▼▼▼

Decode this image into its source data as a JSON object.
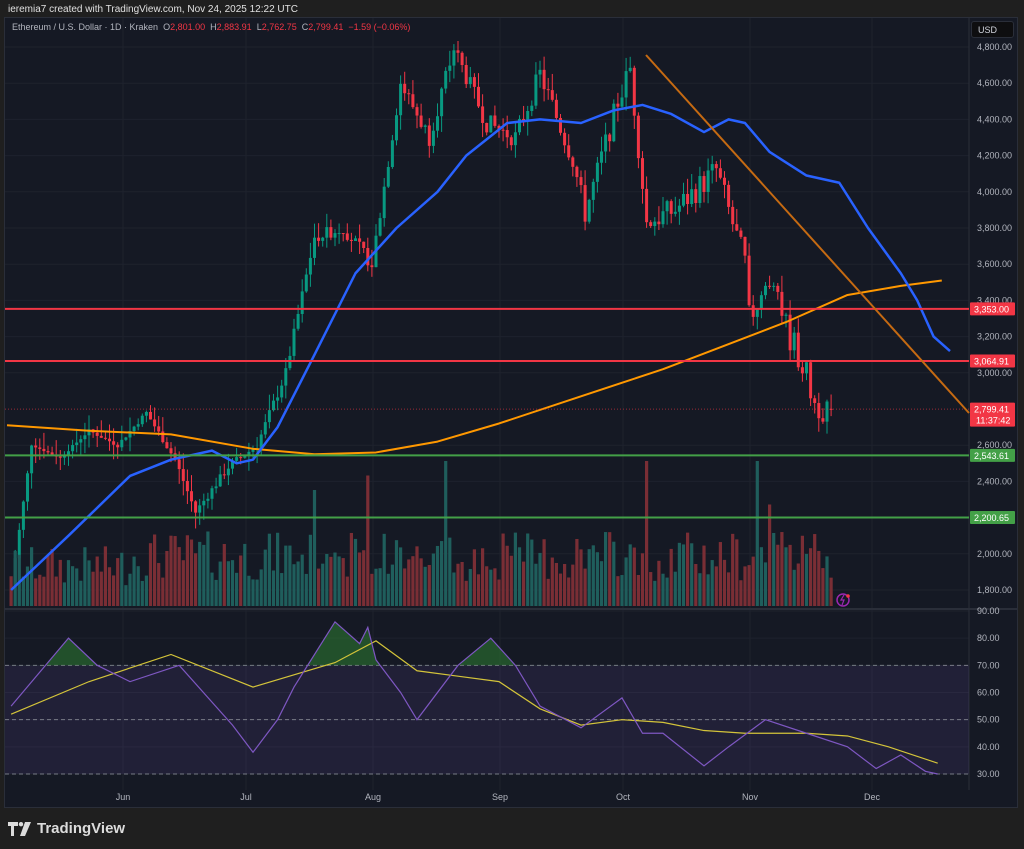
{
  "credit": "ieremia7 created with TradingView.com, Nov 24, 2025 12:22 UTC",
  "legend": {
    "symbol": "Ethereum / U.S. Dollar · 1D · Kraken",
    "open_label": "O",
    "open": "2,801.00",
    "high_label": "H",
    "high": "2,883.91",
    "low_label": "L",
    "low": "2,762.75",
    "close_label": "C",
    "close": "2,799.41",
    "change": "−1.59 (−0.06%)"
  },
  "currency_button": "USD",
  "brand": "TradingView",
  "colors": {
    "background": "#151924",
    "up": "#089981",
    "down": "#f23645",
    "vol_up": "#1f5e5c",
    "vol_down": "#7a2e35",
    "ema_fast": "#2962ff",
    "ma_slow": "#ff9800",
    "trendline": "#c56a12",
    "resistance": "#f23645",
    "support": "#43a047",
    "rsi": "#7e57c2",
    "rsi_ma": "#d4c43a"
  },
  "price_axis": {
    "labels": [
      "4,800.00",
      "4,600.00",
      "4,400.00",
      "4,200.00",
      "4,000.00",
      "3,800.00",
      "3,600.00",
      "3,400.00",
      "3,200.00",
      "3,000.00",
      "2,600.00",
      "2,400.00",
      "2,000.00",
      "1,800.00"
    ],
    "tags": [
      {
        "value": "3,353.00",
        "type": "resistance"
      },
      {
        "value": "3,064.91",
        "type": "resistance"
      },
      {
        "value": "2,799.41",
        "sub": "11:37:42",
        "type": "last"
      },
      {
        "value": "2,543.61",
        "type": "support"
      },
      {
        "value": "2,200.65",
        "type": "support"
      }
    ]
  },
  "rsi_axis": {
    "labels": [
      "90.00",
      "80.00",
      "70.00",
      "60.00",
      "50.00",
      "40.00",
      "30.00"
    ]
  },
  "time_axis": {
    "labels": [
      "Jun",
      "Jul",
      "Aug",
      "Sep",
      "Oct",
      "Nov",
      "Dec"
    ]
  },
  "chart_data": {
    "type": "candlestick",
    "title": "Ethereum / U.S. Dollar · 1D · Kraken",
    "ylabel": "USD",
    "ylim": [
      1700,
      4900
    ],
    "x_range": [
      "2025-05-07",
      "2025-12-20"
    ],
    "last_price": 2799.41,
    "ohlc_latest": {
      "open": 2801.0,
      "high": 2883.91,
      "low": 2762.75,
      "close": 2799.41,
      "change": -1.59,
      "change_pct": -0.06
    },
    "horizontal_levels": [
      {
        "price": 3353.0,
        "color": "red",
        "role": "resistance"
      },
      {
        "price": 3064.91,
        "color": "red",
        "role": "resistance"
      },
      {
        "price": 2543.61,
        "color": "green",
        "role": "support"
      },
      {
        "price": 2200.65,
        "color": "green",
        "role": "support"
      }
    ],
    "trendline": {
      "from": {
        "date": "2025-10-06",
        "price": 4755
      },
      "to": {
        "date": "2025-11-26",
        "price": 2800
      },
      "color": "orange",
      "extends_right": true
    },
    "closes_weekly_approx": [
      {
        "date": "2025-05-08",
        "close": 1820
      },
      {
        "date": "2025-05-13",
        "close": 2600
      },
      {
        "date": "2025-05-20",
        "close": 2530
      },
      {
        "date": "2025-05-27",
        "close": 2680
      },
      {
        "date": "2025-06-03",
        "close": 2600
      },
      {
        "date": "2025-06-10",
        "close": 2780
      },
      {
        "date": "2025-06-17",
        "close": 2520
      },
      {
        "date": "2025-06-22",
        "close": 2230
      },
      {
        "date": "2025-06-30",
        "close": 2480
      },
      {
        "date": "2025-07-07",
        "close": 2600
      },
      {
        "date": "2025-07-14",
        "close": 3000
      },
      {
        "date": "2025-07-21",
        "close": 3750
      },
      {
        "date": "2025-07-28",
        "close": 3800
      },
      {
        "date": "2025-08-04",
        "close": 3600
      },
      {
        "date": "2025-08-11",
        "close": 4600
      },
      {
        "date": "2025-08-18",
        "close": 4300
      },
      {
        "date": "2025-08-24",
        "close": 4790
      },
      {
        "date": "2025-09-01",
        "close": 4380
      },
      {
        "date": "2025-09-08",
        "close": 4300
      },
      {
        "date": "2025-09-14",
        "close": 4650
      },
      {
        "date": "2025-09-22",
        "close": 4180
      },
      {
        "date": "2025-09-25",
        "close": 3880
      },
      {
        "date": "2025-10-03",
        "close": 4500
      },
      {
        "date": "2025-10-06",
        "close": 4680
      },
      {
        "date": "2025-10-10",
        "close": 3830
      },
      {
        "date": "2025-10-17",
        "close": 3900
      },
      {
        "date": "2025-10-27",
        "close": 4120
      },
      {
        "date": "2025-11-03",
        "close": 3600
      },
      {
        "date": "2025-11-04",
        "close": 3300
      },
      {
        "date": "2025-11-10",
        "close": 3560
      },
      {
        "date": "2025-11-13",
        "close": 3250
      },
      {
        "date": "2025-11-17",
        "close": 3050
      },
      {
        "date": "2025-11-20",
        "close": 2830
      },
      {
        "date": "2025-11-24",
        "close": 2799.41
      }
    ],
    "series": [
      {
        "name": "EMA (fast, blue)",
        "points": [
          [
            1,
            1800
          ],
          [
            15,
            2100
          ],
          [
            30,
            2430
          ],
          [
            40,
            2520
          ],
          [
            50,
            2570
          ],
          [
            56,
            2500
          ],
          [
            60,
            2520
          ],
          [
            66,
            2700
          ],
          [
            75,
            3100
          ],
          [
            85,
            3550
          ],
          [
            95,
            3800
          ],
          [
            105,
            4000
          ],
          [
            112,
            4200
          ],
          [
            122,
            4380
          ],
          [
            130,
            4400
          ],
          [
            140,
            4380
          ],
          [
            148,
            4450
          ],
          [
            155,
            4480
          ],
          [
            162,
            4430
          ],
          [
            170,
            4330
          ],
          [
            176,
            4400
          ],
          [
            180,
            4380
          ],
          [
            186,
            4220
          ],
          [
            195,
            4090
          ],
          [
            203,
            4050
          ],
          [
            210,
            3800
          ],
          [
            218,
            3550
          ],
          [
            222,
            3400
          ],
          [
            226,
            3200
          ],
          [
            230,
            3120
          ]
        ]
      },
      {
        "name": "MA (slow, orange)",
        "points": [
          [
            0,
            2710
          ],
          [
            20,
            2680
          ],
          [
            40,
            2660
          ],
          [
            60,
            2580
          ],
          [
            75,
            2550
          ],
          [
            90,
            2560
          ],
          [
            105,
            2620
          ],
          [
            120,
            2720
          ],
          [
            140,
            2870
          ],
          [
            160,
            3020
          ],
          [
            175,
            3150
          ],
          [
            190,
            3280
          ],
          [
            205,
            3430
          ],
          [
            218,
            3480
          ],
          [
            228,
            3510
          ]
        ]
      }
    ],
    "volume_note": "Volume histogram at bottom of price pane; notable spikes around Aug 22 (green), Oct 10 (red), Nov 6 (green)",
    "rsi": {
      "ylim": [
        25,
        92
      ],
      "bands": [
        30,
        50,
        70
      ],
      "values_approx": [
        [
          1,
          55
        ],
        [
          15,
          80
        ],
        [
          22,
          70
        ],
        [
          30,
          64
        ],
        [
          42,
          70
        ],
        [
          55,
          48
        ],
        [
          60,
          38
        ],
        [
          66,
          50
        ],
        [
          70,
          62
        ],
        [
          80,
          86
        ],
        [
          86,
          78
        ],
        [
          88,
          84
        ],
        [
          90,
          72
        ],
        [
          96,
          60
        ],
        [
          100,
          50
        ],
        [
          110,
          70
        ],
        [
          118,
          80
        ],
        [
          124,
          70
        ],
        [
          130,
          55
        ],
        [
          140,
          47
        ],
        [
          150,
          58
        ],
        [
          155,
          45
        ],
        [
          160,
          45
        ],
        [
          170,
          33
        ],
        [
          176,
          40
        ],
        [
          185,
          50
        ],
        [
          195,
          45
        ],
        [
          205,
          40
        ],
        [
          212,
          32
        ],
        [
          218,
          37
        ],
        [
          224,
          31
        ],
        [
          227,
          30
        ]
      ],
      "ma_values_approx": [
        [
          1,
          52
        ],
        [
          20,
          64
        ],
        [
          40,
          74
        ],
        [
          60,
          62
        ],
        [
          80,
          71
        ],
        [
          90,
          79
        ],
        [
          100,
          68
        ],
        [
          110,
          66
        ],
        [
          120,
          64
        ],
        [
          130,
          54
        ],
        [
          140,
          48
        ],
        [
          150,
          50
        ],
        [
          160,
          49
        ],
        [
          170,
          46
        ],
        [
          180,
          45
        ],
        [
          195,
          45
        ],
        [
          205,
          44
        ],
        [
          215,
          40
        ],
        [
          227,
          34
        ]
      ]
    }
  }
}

▲▲▲

Problem to work on
Find the word "Dollar" in the material, then list each line that holds it.

Task output
    "symbol": "Ethereum / U.S. Dollar · 1D · Kraken",
    "title": "Ethereum / U.S. Dollar · 1D · Kraken",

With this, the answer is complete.